WRITTEN TASK. Omit all images, then return the remaining material exactly as it stands.

SOURCE MATERIAL.
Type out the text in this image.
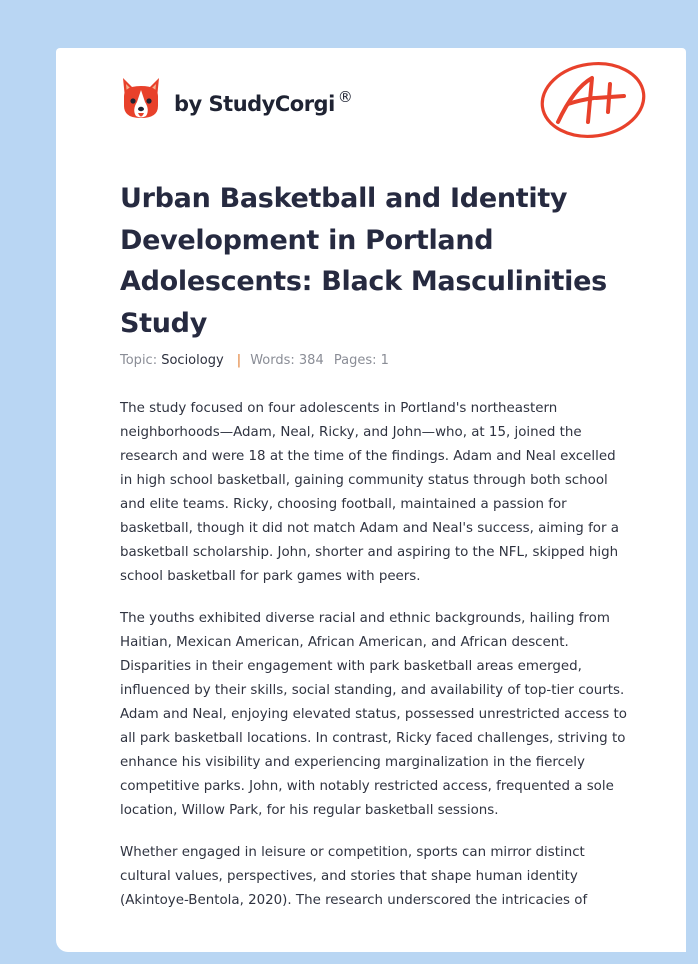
by StudyCorgi ®
Urban Basketball and Identity Development in Portland Adolescents: Black Masculinities Study
Topic: Sociology | Words: 384 Pages: 1

The study focused on four adolescents in Portland's northeastern neighborhoods—Adam, Neal, Ricky, and John—who, at 15, joined the research and were 18 at the time of the findings. Adam and Neal excelled in high school basketball, gaining community status through both school and elite teams. Ricky, choosing football, maintained a passion for basketball, though it did not match Adam and Neal's success, aiming for a basketball scholarship. John, shorter and aspiring to the NFL, skipped high school basketball for park games with peers.

The youths exhibited diverse racial and ethnic backgrounds, hailing from Haitian, Mexican American, African American, and African descent. Disparities in their engagement with park basketball areas emerged, influenced by their skills, social standing, and availability of top-tier courts. Adam and Neal, enjoying elevated status, possessed unrestricted access to all park basketball locations. In contrast, Ricky faced challenges, striving to enhance his visibility and experiencing marginalization in the fiercely competitive parks. John, with notably restricted access, frequented a sole location, Willow Park, for his regular basketball sessions.

Whether engaged in leisure or competition, sports can mirror distinct cultural values, perspectives, and stories that shape human identity (Akintoye-Bentola, 2020). The research underscored the intricacies of
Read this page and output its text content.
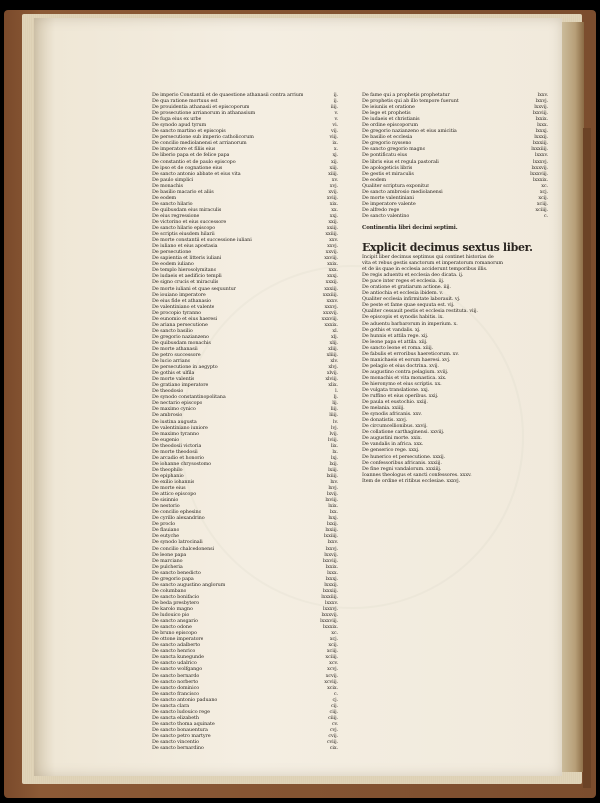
De imperio Constantii et de quaestione athanasii contra arrium	ij.
De qua ratione mortuus est	ij.
De prouidentia athanasii et episcoporum	iiij.
De prosecutione arrianorum in athanasium	v.
De fuga eius ex urbe	v.
De synodo apud tyrum	vi.
De sancto martino et episcopis	vij.
De persecutione sub imperio catholicorum	viij.
De concilio mediolanensi et arrianorum	ix.
De imperatore et filiis eius	x.
De liberio papa et de felice papa	xj.
De constantio et de paulo episcopo	xij.
De ipso et de cognatione eius	xiij.
De sancto antonio abbate et eius vita	xiiij.
De paulo simplici	xv.
De monachis	xvj.
De basilio macario et aliis	xvij.
De eodem	xviij.
De sancto hilario	xix.
De quibusdam eius miraculis	xx.
De eius regressione	xxj.
De victorino et eius successore	xxij.
De sancto hilario episcopo	xxiij.
De scriptis eiusdem hilarii	xxiiij.
De morte constantii et successione iuliani	xxv.
De iuliano et eius apostasia	xxvj.
De persecutione	xxvij.
De sapientia et litteris iuliani	xxviij.
De eodem iuliano	xxix.
De templo hierosolymitano	xxx.
De iudaeis et aedificio templi	xxxj.
De signo crucis et miraculis	xxxij.
De morte iuliani et quae sequuntur	xxxiij.
De iouiano imperatore	xxxiiij.
De eius fide et athanasio	xxxv.
De valentiniano et valente	xxxvj.
De procopio tyranno	xxxvij.
De eunomio et eius haeresi	xxxviij.
De ariana persecutione	xxxix.
De sancto basilio	xl.
De gregorio nazianzeno	xlj.
De quibusdam monachis	xlij.
De morte athanasii	xliij.
De petro successore	xliiij.
De lucio arriano	xlv.
De persecutione in aegypto	xlvj.
De gothis et ulfila	xlvij.
De morte valentis	xlviij.
De gratiano imperatore	xlix.
De theodosio	l.
De synodo constantinopolitana	lj.
De nectario episcopo	lij.
De maximo cynico	liij.
De ambrosio	liiij.
De iustina augusta	lv.
De valentiniano iuniore	lvj.
De maximo tyranno	lvij.
De eugenio	lviij.
De theodosii victoria	lix.
De morte theodosii	lx.
De arcadio et honorio	lxj.
De iohanne chrysostomo	lxij.
De theophilo	lxiij.
De epiphanio	lxiiij.
De exilio iohannis	lxv.
De morte eius	lxvj.
De attico episcopo	lxvij.
De sisinnio	lxviij.
De nestorio	lxix.
De concilio ephesino	lxx.
De cyrillo alexandrino	lxxj.
De proclo	lxxij.
De flauiano	lxxiij.
De eutyche	lxxiiij.
De synodo latrocinali	lxxv.
De concilio chalcedonensi	lxxvj.
De leone papa	lxxvij.
De marciano	lxxviij.
De pulcheria	lxxix.
De sancto benedicto	lxxx.
De gregorio papa	lxxxj.
De sancto augustino anglorum	lxxxij.
De columbano	lxxxiij.
De sancto bonifacio	lxxxiiij.
De beda presbytero	lxxxv.
De karolo magno	lxxxvj.
De ludouico pio	lxxxvij.
De sancto ansgario	lxxxviij.
De sancto odone	lxxxix.
De bruno episcopo	xc.
De ottone imperatore	xcj.
De sancto adalberto	xcij.
De sancto henrico	xciij.
De sancta kunegunde	xciiij.
De sancto udalrico	xcv.
De sancto wolfgango	xcvj.
De sancto bernardo	xcvij.
De sancto norberto	xcviij.
De sancto dominico	xcix.
De sancto francisco	c.
De sancto antonio paduano	cj.
De sancta clara	cij.
De sancto ludouico rege	ciij.
De sancta elizabeth	ciiij.
De sancto thoma aquinate	cv.
De sancto bonauentura	cvj.
De sancto petro martyre	cvij.
De sancto vincentio	cviij.
De sancto bernardino	cix.
De fame qui a prophetis prophetatur	lxxv.
De prophetis qui ab illo tempore fuerunt	lxxvj.
De ieiuniis et oratione	lxxvij.
De lege et prophetis	lxxviij.
De iudaeis et christianis	lxxix.
De ordine episcoporum	lxxx.
De gregorio nazianzeno et eius amicitia	lxxxj.
De basilio et ecclesia	lxxxij.
De gregorio nysseno	lxxxiij.
De sancto gregorio magno	lxxxiiij.
De pontificatu eius	lxxxv.
De libris eius et regula pastorali	lxxxvj.
De apologeticis libris	lxxxvij.
De gestis et miraculis	lxxxviij.
De eodem	lxxxix.
Qualiter scriptura exponitur	xc.
De sancto ambrosio mediolanensi	xcj.
De morte valentiniani	xcij.
De imperatore valente	xciij.
De alfredo rege	xciiij.
De sancto valentino	c.
Continentia libri decimi septimi.
Explicit decimus sextus liber.
Incipit liber decimus septimus qui continet historias de
vita et rebus gestis sanctorum et imperatorum romanorum
et de iis quae in ecclesia acciderunt temporibus illis.
De regis aduentu et ecclesia deo dicata. ij.
De pace inter reges et ecclesia. iij.
De oratione et gratiarum actione. iiij.
De antiochia et ecclesia ibidem. v.
Qualiter ecclesia infirmitate laborauit. vj.
De peste et fame quae sequuta est. vij.
Qualiter cessauit pestis et ecclesia restituta. viij.
De episcopis et synodis habitis. ix.
De aduentu barbarorum in imperium. x.
De gothis et vandalis. xj.
De hunnis et attila rege. xij.
De leone papa et attila. xiij.
De sancto leone et roma. xiiij.
De fabulis et erroribus haereticorum. xv.
De manichaeis et eorum haeresi. xvj.
De pelagio et eius doctrina. xvij.
De augustino contra pelagium. xviij.
De monachis et vita monastica. xix.
De hieronymo et eius scriptis. xx.
De vulgata translatione. xxj.
De ruffino et eius operibus. xxij.
De paula et eustochio. xxiij.
De melania. xxiiij.
De synodis africanis. xxv.
De donatistis. xxvj.
De circumcellionibus. xxvij.
De collatione carthaginensi. xxviij.
De augustini morte. xxix.
De vandalis in africa. xxx.
De genserico rege. xxxj.
De hunerico et persecutione. xxxij.
De confessoribus africanis. xxxiij.
De fine regni vandalorum. xxxiiij.
Ioannes theologus et sancti confessores. xxxv.
Item de ordine et ritibus ecclesiae. xxxvj.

RESULT OF THIS EXERCISE.
Type out the text in this image.
by StudyCorgi ®
Urban Basketball and Identity Development in Portland Adolescents: Black Masculinities Study
Topic: Sociology | Words: 384 Pages: 1

The study focused on four adolescents in Portland's northeastern neighborhoods—Adam, Neal, Ricky, and John—who, at 15, joined the research and were 18 at the time of the findings. Adam and Neal excelled in high school basketball, gaining community status through both school and elite teams. Ricky, choosing football, maintained a passion for basketball, though it did not match Adam and Neal's success, aiming for a basketball scholarship. John, shorter and aspiring to the NFL, skipped high school basketball for park games with peers.

The youths exhibited diverse racial and ethnic backgrounds, hailing from Haitian, Mexican American, African American, and African descent. Disparities in their engagement with park basketball areas emerged, influenced by their skills, social standing, and availability of top-tier courts. Adam and Neal, enjoying elevated status, possessed unrestricted access to all park basketball locations. In contrast, Ricky faced challenges, striving to enhance his visibility and experiencing marginalization in the fiercely competitive parks. John, with notably restricted access, frequented a sole location, Willow Park, for his regular basketball sessions.

Whether engaged in leisure or competition, sports can mirror distinct cultural values, perspectives, and stories that shape human identity (Akintoye-Bentola, 2020). The research underscored the intricacies of
Read this page and output its text content.
De imperio Constantii et de quaestione athanasii contra arrium	ij.
De qua ratione mortuus est	ij.
De prouidentia athanasii et episcoporum	iiij.
De prosecutione arrianorum in athanasium	v.
De fuga eius ex urbe	v.
De synodo apud tyrum	vi.
De sancto martino et episcopis	vij.
De persecutione sub imperio catholicorum	viij.
De concilio mediolanensi et arrianorum	ix.
De imperatore et filiis eius	x.
De liberio papa et de felice papa	xj.
De constantio et de paulo episcopo	xij.
De ipso et de cognatione eius	xiij.
De sancto antonio abbate et eius vita	xiiij.
De paulo simplici	xv.
De monachis	xvj.
De basilio macario et aliis	xvij.
De eodem	xviij.
De sancto hilario	xix.
De quibusdam eius miraculis	xx.
De eius regressione	xxj.
De victorino et eius successore	xxij.
De sancto hilario episcopo	xxiij.
De scriptis eiusdem hilarii	xxiiij.
De morte constantii et successione iuliani	xxv.
De iuliano et eius apostasia	xxvj.
De persecutione	xxvij.
De sapientia et litteris iuliani	xxviij.
De eodem iuliano	xxix.
De templo hierosolymitano	xxx.
De iudaeis et aedificio templi	xxxj.
De signo crucis et miraculis	xxxij.
De morte iuliani et quae sequuntur	xxxiij.
De iouiano imperatore	xxxiiij.
De eius fide et athanasio	xxxv.
De valentiniano et valente	xxxvj.
De procopio tyranno	xxxvij.
De eunomio et eius haeresi	xxxviij.
De ariana persecutione	xxxix.
De sancto basilio	xl.
De gregorio nazianzeno	xlj.
De quibusdam monachis	xlij.
De morte athanasii	xliij.
De petro successore	xliiij.
De lucio arriano	xlv.
De persecutione in aegypto	xlvj.
De gothis et ulfila	xlvij.
De morte valentis	xlviij.
De gratiano imperatore	xlix.
De theodosio	l.
De synodo constantinopolitana	lj.
De nectario episcopo	lij.
De maximo cynico	liij.
De ambrosio	liiij.
De iustina augusta	lv.
De valentiniano iuniore	lvj.
De maximo tyranno	lvij.
De eugenio	lviij.
De theodosii victoria	lix.
De morte theodosii	lx.
De arcadio et honorio	lxj.
De iohanne chrysostomo	lxij.
De theophilo	lxiij.
De epiphanio	lxiiij.
De exilio iohannis	lxv.
De morte eius	lxvj.
De attico episcopo	lxvij.
De sisinnio	lxviij.
De nestorio	lxix.
De concilio ephesino	lxx.
De cyrillo alexandrino	lxxj.
De proclo	lxxij.
De flauiano	lxxiij.
De eutyche	lxxiiij.
De synodo latrocinali	lxxv.
De concilio chalcedonensi	lxxvj.
De leone papa	lxxvij.
De marciano	lxxviij.
De pulcheria	lxxix.
De sancto benedicto	lxxx.
De gregorio papa	lxxxj.
De sancto augustino anglorum	lxxxij.
De columbano	lxxxiij.
De sancto bonifacio	lxxxiiij.
De beda presbytero	lxxxv.
De karolo magno	lxxxvj.
De ludouico pio	lxxxvij.
De sancto ansgario	lxxxviij.
De sancto odone	lxxxix.
De bruno episcopo	xc.
De ottone imperatore	xcj.
De sancto adalberto	xcij.
De sancto henrico	xciij.
De sancta kunegunde	xciiij.
De sancto udalrico	xcv.
De sancto wolfgango	xcvj.
De sancto bernardo	xcvij.
De sancto norberto	xcviij.
De sancto dominico	xcix.
De sancto francisco	c.
De sancto antonio paduano	cj.
De sancta clara	cij.
De sancto ludouico rege	ciij.
De sancta elizabeth	ciiij.
De sancto thoma aquinate	cv.
De sancto bonauentura	cvj.
De sancto petro martyre	cvij.
De sancto vincentio	cviij.
De sancto bernardino	cix.
De fame qui a prophetis prophetatur	lxxv.
De prophetis qui ab illo tempore fuerunt	lxxvj.
De ieiuniis et oratione	lxxvij.
De lege et prophetis	lxxviij.
De iudaeis et christianis	lxxix.
De ordine episcoporum	lxxx.
De gregorio nazianzeno et eius amicitia	lxxxj.
De basilio et ecclesia	lxxxij.
De gregorio nysseno	lxxxiij.
De sancto gregorio magno	lxxxiiij.
De pontificatu eius	lxxxv.
De libris eius et regula pastorali	lxxxvj.
De apologeticis libris	lxxxvij.
De gestis et miraculis	lxxxviij.
De eodem	lxxxix.
Qualiter scriptura exponitur	xc.
De sancto ambrosio mediolanensi	xcj.
De morte valentiniani	xcij.
De imperatore valente	xciij.
De alfredo rege	xciiij.
De sancto valentino	c.
Continentia libri decimi septimi.
Explicit decimus sextus liber.
Incipit liber decimus septimus qui continet historias de
vita et rebus gestis sanctorum et imperatorum romanorum
et de iis quae in ecclesia acciderunt temporibus illis.
De regis aduentu et ecclesia deo dicata. ij.
De pace inter reges et ecclesia. iij.
De oratione et gratiarum actione. iiij.
De antiochia et ecclesia ibidem. v.
Qualiter ecclesia infirmitate laborauit. vj.
De peste et fame quae sequuta est. vij.
Qualiter cessauit pestis et ecclesia restituta. viij.
De episcopis et synodis habitis. ix.
De aduentu barbarorum in imperium. x.
De gothis et vandalis. xj.
De hunnis et attila rege. xij.
De leone papa et attila. xiij.
De sancto leone et roma. xiiij.
De fabulis et erroribus haereticorum. xv.
De manichaeis et eorum haeresi. xvj.
De pelagio et eius doctrina. xvij.
De augustino contra pelagium. xviij.
De monachis et vita monastica. xix.
De hieronymo et eius scriptis. xx.
De vulgata translatione. xxj.
De ruffino et eius operibus. xxij.
De paula et eustochio. xxiij.
De melania. xxiiij.
De synodis africanis. xxv.
De donatistis. xxvj.
De circumcellionibus. xxvij.
De collatione carthaginensi. xxviij.
De augustini morte. xxix.
De vandalis in africa. xxx.
De genserico rege. xxxj.
De hunerico et persecutione. xxxij.
De confessoribus africanis. xxxiij.
De fine regni vandalorum. xxxiiij.
Ioannes theologus et sancti confessores. xxxv.
Item de ordine et ritibus ecclesiae. xxxvj.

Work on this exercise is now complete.